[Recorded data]
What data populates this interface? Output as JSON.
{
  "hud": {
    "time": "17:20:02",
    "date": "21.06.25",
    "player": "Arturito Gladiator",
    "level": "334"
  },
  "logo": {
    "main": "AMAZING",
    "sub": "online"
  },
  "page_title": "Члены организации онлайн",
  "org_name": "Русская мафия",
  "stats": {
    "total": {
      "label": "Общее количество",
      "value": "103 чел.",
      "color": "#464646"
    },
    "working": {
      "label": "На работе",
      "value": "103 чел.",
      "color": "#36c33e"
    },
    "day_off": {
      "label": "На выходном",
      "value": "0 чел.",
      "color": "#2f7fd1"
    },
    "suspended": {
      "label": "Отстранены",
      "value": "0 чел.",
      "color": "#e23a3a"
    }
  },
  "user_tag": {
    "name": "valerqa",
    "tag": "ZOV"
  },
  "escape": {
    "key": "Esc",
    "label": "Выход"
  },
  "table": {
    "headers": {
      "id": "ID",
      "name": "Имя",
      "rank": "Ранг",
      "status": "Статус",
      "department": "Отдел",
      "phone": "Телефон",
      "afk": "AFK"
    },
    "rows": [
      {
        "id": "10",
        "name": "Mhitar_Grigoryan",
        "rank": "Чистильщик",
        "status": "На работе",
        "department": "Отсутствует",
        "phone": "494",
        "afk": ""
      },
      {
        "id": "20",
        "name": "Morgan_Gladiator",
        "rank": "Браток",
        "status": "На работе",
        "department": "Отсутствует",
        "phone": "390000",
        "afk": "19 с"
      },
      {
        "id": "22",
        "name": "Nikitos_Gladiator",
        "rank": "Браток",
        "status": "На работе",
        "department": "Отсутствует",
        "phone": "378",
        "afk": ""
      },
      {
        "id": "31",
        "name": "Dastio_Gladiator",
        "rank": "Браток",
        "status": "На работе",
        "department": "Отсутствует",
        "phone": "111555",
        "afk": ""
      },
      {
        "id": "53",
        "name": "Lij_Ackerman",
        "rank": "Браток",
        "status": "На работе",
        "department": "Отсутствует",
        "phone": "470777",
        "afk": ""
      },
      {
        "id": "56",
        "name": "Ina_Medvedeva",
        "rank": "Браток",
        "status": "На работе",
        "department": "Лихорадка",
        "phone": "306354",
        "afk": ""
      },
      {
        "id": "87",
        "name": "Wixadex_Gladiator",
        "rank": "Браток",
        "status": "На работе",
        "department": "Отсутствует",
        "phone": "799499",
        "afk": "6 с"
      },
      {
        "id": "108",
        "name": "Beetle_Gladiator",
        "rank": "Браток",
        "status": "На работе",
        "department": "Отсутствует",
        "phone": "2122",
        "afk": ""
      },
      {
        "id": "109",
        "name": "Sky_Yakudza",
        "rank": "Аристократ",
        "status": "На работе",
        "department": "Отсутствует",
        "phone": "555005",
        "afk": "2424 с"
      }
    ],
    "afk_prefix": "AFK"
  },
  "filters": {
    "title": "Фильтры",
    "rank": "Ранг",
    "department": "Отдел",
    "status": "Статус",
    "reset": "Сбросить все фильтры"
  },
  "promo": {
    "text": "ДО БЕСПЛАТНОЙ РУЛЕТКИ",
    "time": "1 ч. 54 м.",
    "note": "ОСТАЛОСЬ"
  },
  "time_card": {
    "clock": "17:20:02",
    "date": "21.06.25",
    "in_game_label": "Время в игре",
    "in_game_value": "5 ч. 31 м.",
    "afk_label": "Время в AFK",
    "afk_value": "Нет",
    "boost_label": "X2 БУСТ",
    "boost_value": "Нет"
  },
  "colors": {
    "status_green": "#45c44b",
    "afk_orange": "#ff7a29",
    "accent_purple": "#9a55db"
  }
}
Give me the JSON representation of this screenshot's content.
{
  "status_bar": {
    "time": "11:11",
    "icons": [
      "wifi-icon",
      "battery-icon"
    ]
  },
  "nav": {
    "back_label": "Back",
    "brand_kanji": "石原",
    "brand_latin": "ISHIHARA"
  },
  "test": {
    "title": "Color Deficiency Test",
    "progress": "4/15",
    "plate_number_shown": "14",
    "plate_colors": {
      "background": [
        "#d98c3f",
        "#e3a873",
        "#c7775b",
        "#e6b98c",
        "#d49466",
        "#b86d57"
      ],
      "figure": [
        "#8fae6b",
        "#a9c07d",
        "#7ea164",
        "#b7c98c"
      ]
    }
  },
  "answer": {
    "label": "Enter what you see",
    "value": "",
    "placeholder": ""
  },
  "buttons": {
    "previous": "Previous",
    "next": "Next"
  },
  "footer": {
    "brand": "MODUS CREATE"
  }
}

## Exercise prompt:
Quote the whole listing above, leaving nothing out.

## Worked solution:
What data populates this interface? Output as JSON.
{
  "hud": {
    "time": "17:20:02",
    "date": "21.06.25",
    "player": "Arturito Gladiator",
    "level": "334"
  },
  "logo": {
    "main": "AMAZING",
    "sub": "online"
  },
  "page_title": "Члены организации онлайн",
  "org_name": "Русская мафия",
  "stats": {
    "total": {
      "label": "Общее количество",
      "value": "103 чел.",
      "color": "#464646"
    },
    "working": {
      "label": "На работе",
      "value": "103 чел.",
      "color": "#36c33e"
    },
    "day_off": {
      "label": "На выходном",
      "value": "0 чел.",
      "color": "#2f7fd1"
    },
    "suspended": {
      "label": "Отстранены",
      "value": "0 чел.",
      "color": "#e23a3a"
    }
  },
  "user_tag": {
    "name": "valerqa",
    "tag": "ZOV"
  },
  "escape": {
    "key": "Esc",
    "label": "Выход"
  },
  "table": {
    "headers": {
      "id": "ID",
      "name": "Имя",
      "rank": "Ранг",
      "status": "Статус",
      "department": "Отдел",
      "phone": "Телефон",
      "afk": "AFK"
    },
    "rows": [
      {
        "id": "10",
        "name": "Mhitar_Grigoryan",
        "rank": "Чистильщик",
        "status": "На работе",
        "department": "Отсутствует",
        "phone": "494",
        "afk": ""
      },
      {
        "id": "20",
        "name": "Morgan_Gladiator",
        "rank": "Браток",
        "status": "На работе",
        "department": "Отсутствует",
        "phone": "390000",
        "afk": "19 с"
      },
      {
        "id": "22",
        "name": "Nikitos_Gladiator",
        "rank": "Браток",
        "status": "На работе",
        "department": "Отсутствует",
        "phone": "378",
        "afk": ""
      },
      {
        "id": "31",
        "name": "Dastio_Gladiator",
        "rank": "Браток",
        "status": "На работе",
        "department": "Отсутствует",
        "phone": "111555",
        "afk": ""
      },
      {
        "id": "53",
        "name": "Lij_Ackerman",
        "rank": "Браток",
        "status": "На работе",
        "department": "Отсутствует",
        "phone": "470777",
        "afk": ""
      },
      {
        "id": "56",
        "name": "Ina_Medvedeva",
        "rank": "Браток",
        "status": "На работе",
        "department": "Лихорадка",
        "phone": "306354",
        "afk": ""
      },
      {
        "id": "87",
        "name": "Wixadex_Gladiator",
        "rank": "Браток",
        "status": "На работе",
        "department": "Отсутствует",
        "phone": "799499",
        "afk": "6 с"
      },
      {
        "id": "108",
        "name": "Beetle_Gladiator",
        "rank": "Браток",
        "status": "На работе",
        "department": "Отсутствует",
        "phone": "2122",
        "afk": ""
      },
      {
        "id": "109",
        "name": "Sky_Yakudza",
        "rank": "Аристократ",
        "status": "На работе",
        "department": "Отсутствует",
        "phone": "555005",
        "afk": "2424 с"
      }
    ],
    "afk_prefix": "AFK"
  },
  "filters": {
    "title": "Фильтры",
    "rank": "Ранг",
    "department": "Отдел",
    "status": "Статус",
    "reset": "Сбросить все фильтры"
  },
  "promo": {
    "text": "ДО БЕСПЛАТНОЙ РУЛЕТКИ",
    "time": "1 ч. 54 м.",
    "note": "ОСТАЛОСЬ"
  },
  "time_card": {
    "clock": "17:20:02",
    "date": "21.06.25",
    "in_game_label": "Время в игре",
    "in_game_value": "5 ч. 31 м.",
    "afk_label": "Время в AFK",
    "afk_value": "Нет",
    "boost_label": "X2 БУСТ",
    "boost_value": "Нет"
  },
  "colors": {
    "status_green": "#45c44b",
    "afk_orange": "#ff7a29",
    "accent_purple": "#9a55db"
  }
}
Give me the JSON representation of this screenshot's content.
{
  "status_bar": {
    "time": "11:11",
    "icons": [
      "wifi-icon",
      "battery-icon"
    ]
  },
  "nav": {
    "back_label": "Back",
    "brand_kanji": "石原",
    "brand_latin": "ISHIHARA"
  },
  "test": {
    "title": "Color Deficiency Test",
    "progress": "4/15",
    "plate_number_shown": "14",
    "plate_colors": {
      "background": [
        "#d98c3f",
        "#e3a873",
        "#c7775b",
        "#e6b98c",
        "#d49466",
        "#b86d57"
      ],
      "figure": [
        "#8fae6b",
        "#a9c07d",
        "#7ea164",
        "#b7c98c"
      ]
    }
  },
  "answer": {
    "label": "Enter what you see",
    "value": "",
    "placeholder": ""
  },
  "buttons": {
    "previous": "Previous",
    "next": "Next"
  },
  "footer": {
    "brand": "MODUS CREATE"
  }
}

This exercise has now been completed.